THE EXERCISE: Return each line of the listing that contains the string "window".

[Begin TASK MATERIAL]

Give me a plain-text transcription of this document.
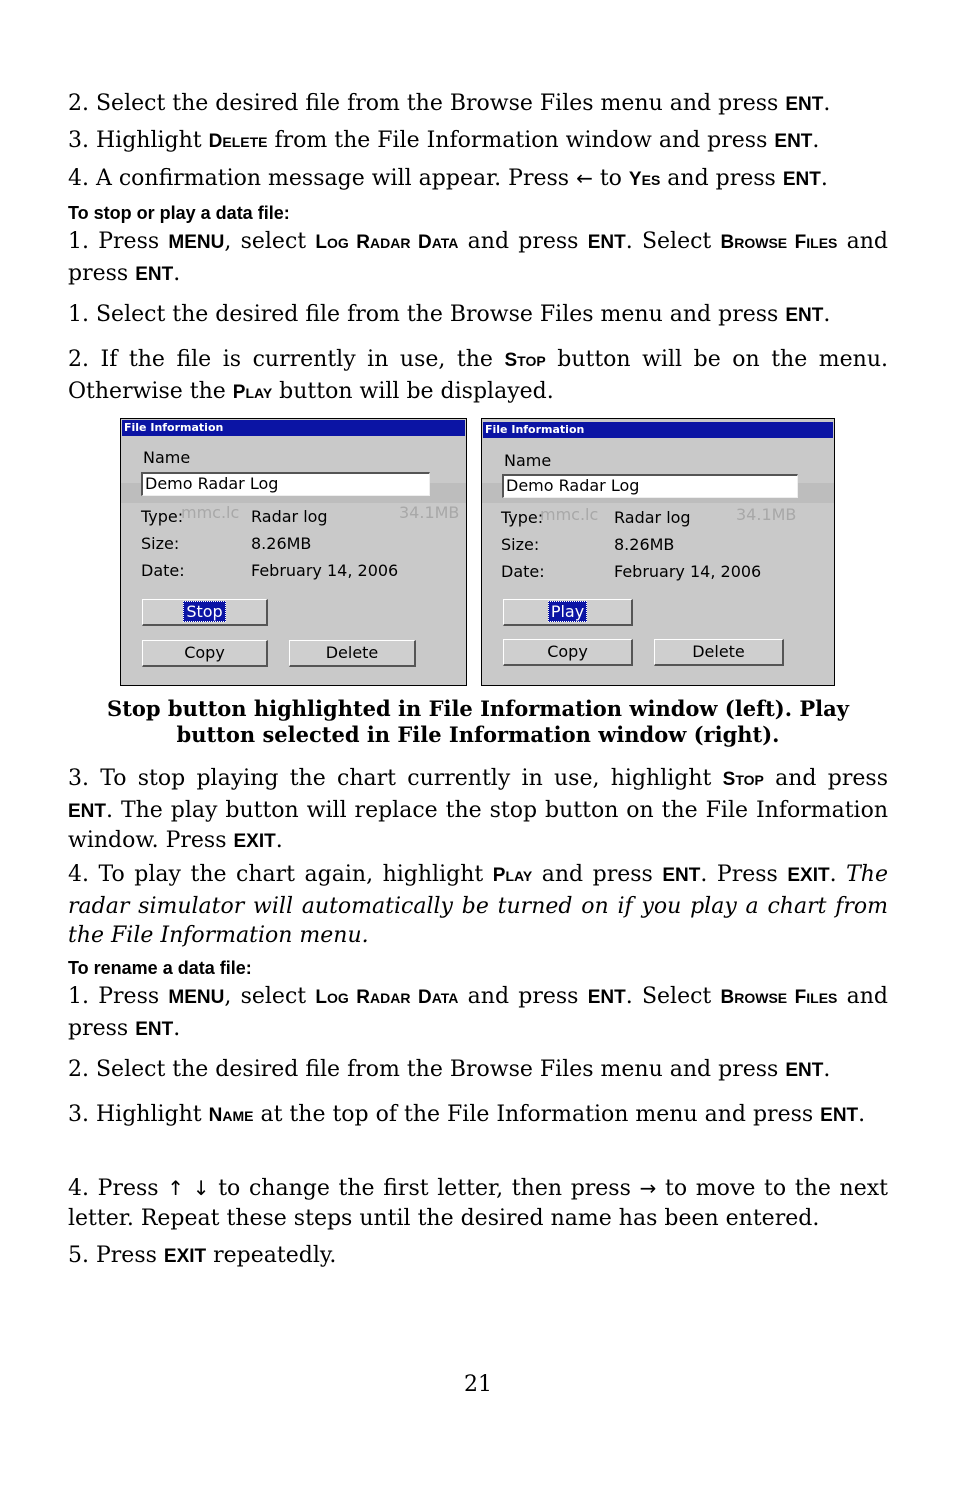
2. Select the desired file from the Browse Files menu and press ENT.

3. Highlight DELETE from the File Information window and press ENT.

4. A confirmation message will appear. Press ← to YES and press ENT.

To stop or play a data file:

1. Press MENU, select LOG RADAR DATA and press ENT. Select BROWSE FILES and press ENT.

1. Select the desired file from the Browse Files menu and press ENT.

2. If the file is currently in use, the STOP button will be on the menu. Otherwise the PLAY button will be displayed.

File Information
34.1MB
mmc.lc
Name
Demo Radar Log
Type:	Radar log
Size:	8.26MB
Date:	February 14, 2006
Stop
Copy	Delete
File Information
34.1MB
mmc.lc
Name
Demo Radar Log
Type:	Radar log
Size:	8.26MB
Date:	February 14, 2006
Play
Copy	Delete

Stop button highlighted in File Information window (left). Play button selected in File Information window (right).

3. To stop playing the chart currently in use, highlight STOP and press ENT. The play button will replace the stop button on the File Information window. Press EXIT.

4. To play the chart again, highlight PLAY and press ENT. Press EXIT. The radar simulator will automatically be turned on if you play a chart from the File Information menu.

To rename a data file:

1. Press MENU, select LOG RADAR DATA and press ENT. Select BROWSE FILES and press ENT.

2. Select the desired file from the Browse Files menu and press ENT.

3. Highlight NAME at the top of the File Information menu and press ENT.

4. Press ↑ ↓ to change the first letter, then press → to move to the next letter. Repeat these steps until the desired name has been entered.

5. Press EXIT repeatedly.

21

[End TASK MATERIAL]
[Begin TASK MATERIAL]

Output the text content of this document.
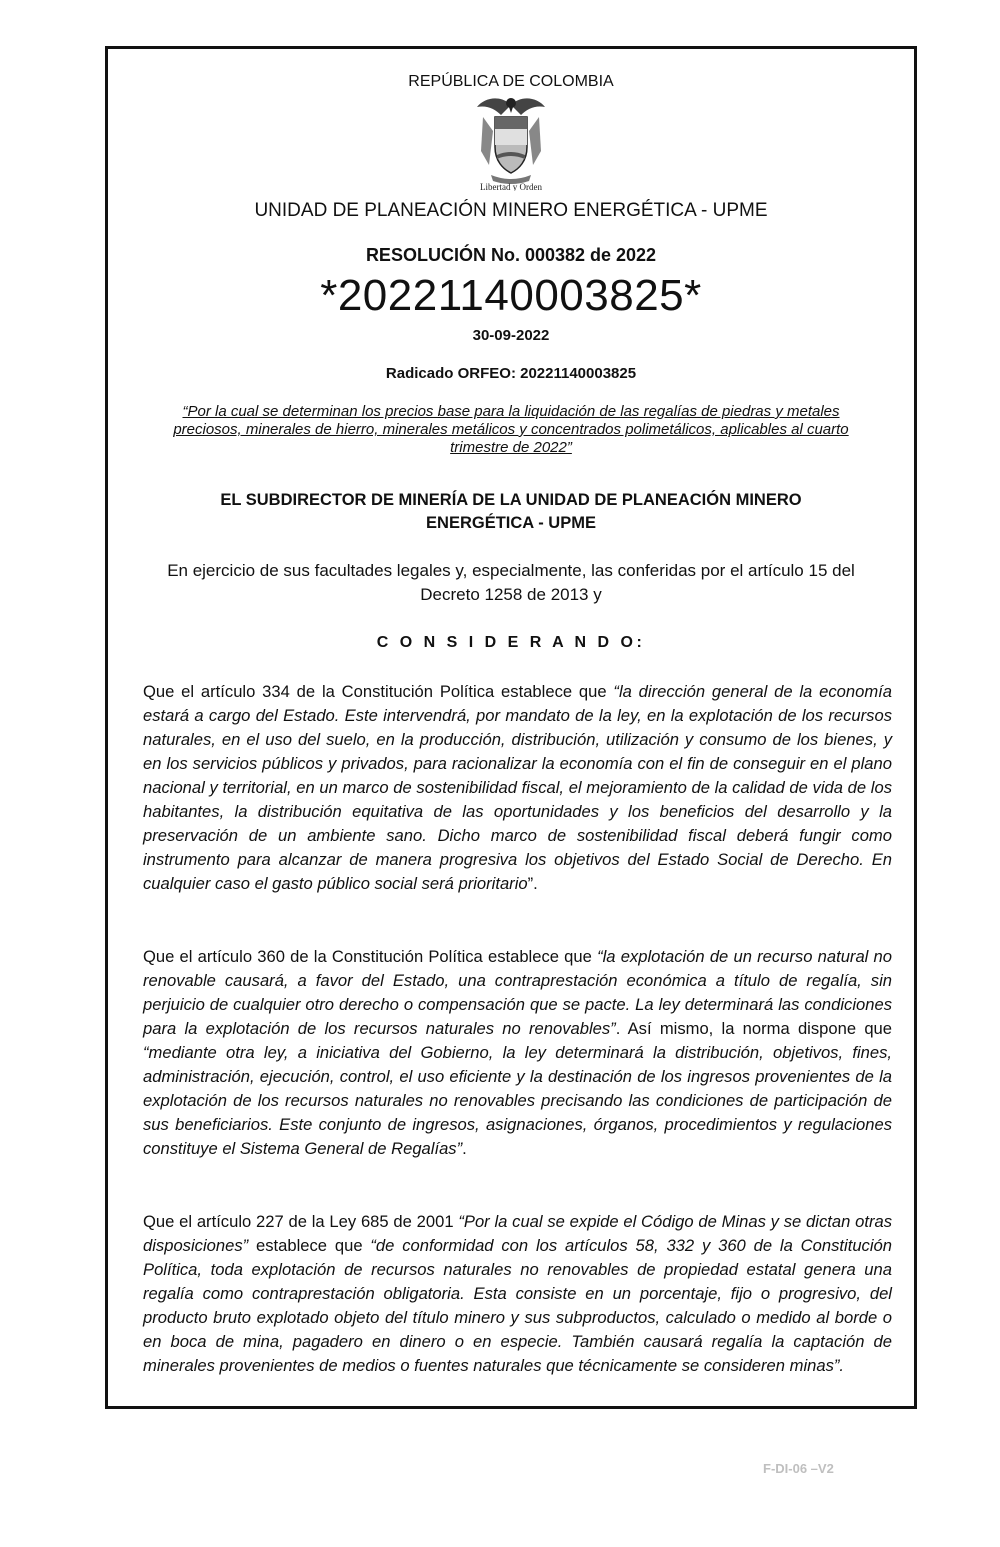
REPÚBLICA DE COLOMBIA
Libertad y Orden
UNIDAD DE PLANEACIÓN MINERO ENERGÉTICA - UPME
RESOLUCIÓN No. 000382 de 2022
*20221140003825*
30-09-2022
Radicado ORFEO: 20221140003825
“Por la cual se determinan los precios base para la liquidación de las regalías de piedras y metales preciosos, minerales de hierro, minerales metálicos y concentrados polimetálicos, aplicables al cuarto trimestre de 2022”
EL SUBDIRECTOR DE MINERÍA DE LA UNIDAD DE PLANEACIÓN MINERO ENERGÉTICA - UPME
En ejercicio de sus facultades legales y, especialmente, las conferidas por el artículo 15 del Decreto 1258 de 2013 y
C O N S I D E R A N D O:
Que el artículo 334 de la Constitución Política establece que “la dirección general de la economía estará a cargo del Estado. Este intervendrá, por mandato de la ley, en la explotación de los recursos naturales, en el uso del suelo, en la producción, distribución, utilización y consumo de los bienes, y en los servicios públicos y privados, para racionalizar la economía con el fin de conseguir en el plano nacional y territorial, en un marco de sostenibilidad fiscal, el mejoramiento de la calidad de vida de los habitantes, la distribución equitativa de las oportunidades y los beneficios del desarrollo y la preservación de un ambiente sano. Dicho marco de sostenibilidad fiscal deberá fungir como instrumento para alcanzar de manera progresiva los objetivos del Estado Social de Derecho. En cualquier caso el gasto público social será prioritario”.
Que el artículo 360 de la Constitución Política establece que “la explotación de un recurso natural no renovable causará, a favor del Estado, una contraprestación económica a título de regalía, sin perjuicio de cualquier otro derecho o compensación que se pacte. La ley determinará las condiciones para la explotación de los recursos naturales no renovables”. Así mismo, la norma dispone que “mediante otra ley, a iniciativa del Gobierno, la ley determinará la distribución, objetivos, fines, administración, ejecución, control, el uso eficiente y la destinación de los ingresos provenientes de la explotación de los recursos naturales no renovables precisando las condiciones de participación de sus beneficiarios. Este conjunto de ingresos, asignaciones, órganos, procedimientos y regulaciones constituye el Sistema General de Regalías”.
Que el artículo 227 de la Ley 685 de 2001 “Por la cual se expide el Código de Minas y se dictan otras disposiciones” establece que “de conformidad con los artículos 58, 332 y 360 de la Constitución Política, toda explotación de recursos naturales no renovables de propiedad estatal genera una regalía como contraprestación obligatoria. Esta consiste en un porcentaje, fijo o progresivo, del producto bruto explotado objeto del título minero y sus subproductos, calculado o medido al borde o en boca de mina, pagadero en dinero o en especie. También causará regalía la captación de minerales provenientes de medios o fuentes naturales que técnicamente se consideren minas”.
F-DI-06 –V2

[End TASK MATERIAL]

FULL RESPONSE:
3. Highlight DELETE from the File Information window and press ENT.
Stop button highlighted in File Information window (left). Play button selected in File Information window (right).
3. To stop playing the chart currently in use, highlight STOP and press ENT. The play button will replace the stop button on the File Information window. Press EXIT.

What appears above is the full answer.